SUPPLIED DATA –

>>>

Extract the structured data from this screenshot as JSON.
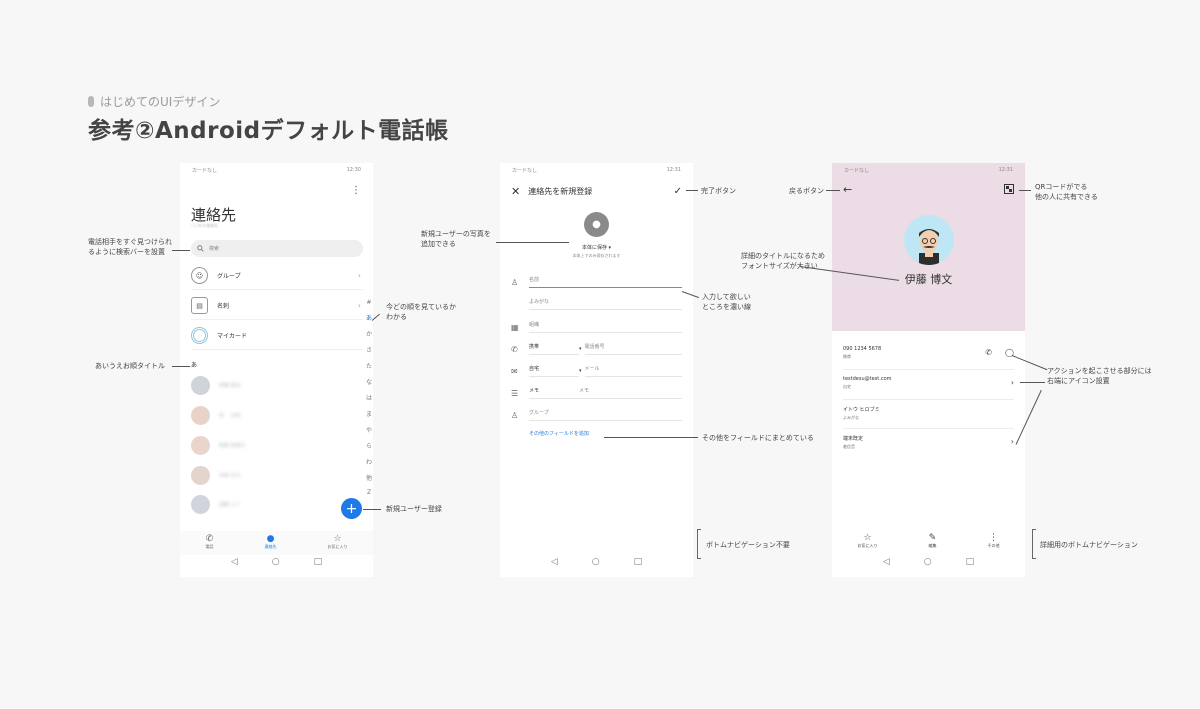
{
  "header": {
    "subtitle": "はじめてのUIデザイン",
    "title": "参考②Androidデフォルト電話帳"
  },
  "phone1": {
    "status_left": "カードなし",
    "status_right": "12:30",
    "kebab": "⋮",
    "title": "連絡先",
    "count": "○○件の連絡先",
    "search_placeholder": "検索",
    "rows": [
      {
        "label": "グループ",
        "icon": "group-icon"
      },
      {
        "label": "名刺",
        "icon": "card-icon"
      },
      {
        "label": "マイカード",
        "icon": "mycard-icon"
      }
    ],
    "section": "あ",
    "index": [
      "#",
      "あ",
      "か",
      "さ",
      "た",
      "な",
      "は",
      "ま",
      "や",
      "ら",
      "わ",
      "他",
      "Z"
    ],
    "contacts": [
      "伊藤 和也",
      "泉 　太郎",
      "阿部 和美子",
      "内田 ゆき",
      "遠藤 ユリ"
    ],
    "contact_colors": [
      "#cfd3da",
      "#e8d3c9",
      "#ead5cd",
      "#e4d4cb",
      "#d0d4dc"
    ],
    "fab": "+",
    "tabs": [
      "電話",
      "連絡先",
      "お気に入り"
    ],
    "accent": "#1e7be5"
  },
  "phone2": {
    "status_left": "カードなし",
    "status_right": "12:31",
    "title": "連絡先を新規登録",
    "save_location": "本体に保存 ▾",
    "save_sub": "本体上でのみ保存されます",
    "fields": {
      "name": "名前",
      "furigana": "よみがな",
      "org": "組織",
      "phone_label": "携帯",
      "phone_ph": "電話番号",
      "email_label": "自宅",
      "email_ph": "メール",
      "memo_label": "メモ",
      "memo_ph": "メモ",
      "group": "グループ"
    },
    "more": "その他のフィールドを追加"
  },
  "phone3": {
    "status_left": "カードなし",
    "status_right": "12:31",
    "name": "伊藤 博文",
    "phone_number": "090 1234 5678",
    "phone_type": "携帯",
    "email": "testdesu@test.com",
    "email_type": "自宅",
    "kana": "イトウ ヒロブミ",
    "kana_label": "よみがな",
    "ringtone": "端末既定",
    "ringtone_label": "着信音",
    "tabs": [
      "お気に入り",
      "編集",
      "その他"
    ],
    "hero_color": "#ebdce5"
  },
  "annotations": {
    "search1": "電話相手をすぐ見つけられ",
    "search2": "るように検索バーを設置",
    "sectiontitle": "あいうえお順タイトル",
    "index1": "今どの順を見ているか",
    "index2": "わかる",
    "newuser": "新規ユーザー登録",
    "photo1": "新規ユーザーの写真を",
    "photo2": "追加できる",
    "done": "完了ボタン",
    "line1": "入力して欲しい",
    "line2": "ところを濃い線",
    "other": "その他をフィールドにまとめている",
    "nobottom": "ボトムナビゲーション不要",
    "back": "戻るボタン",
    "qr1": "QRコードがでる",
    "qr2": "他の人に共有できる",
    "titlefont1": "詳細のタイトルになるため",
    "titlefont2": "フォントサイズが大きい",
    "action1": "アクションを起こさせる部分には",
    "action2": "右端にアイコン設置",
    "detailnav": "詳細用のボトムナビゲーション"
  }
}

<<<

YOUR OBJECTIVE – With the pictures left out, transcribe the material exactly.

EXERCISE SOLUTION –
Extract the structured data from this screenshot as JSON.
{
  "header": {
    "subtitle": "はじめてのUIデザイン",
    "title": "参考②Androidデフォルト電話帳"
  },
  "phone1": {
    "status_left": "カードなし",
    "status_right": "12:30",
    "kebab": "⋮",
    "title": "連絡先",
    "count": "○○件の連絡先",
    "search_placeholder": "検索",
    "rows": [
      {
        "label": "グループ",
        "icon": "group-icon"
      },
      {
        "label": "名刺",
        "icon": "card-icon"
      },
      {
        "label": "マイカード",
        "icon": "mycard-icon"
      }
    ],
    "section": "あ",
    "index": [
      "#",
      "あ",
      "か",
      "さ",
      "た",
      "な",
      "は",
      "ま",
      "や",
      "ら",
      "わ",
      "他",
      "Z"
    ],
    "contacts": [
      "伊藤 和也",
      "泉 　太郎",
      "阿部 和美子",
      "内田 ゆき",
      "遠藤 ユリ"
    ],
    "contact_colors": [
      "#cfd3da",
      "#e8d3c9",
      "#ead5cd",
      "#e4d4cb",
      "#d0d4dc"
    ],
    "fab": "+",
    "tabs": [
      "電話",
      "連絡先",
      "お気に入り"
    ],
    "accent": "#1e7be5"
  },
  "phone2": {
    "status_left": "カードなし",
    "status_right": "12:31",
    "title": "連絡先を新規登録",
    "save_location": "本体に保存 ▾",
    "save_sub": "本体上でのみ保存されます",
    "fields": {
      "name": "名前",
      "furigana": "よみがな",
      "org": "組織",
      "phone_label": "携帯",
      "phone_ph": "電話番号",
      "email_label": "自宅",
      "email_ph": "メール",
      "memo_label": "メモ",
      "memo_ph": "メモ",
      "group": "グループ"
    },
    "more": "その他のフィールドを追加"
  },
  "phone3": {
    "status_left": "カードなし",
    "status_right": "12:31",
    "name": "伊藤 博文",
    "phone_number": "090 1234 5678",
    "phone_type": "携帯",
    "email": "testdesu@test.com",
    "email_type": "自宅",
    "kana": "イトウ ヒロブミ",
    "kana_label": "よみがな",
    "ringtone": "端末既定",
    "ringtone_label": "着信音",
    "tabs": [
      "お気に入り",
      "編集",
      "その他"
    ],
    "hero_color": "#ebdce5"
  },
  "annotations": {
    "search1": "電話相手をすぐ見つけられ",
    "search2": "るように検索バーを設置",
    "sectiontitle": "あいうえお順タイトル",
    "index1": "今どの順を見ているか",
    "index2": "わかる",
    "newuser": "新規ユーザー登録",
    "photo1": "新規ユーザーの写真を",
    "photo2": "追加できる",
    "done": "完了ボタン",
    "line1": "入力して欲しい",
    "line2": "ところを濃い線",
    "other": "その他をフィールドにまとめている",
    "nobottom": "ボトムナビゲーション不要",
    "back": "戻るボタン",
    "qr1": "QRコードがでる",
    "qr2": "他の人に共有できる",
    "titlefont1": "詳細のタイトルになるため",
    "titlefont2": "フォントサイズが大きい",
    "action1": "アクションを起こさせる部分には",
    "action2": "右端にアイコン設置",
    "detailnav": "詳細用のボトムナビゲーション"
  }
}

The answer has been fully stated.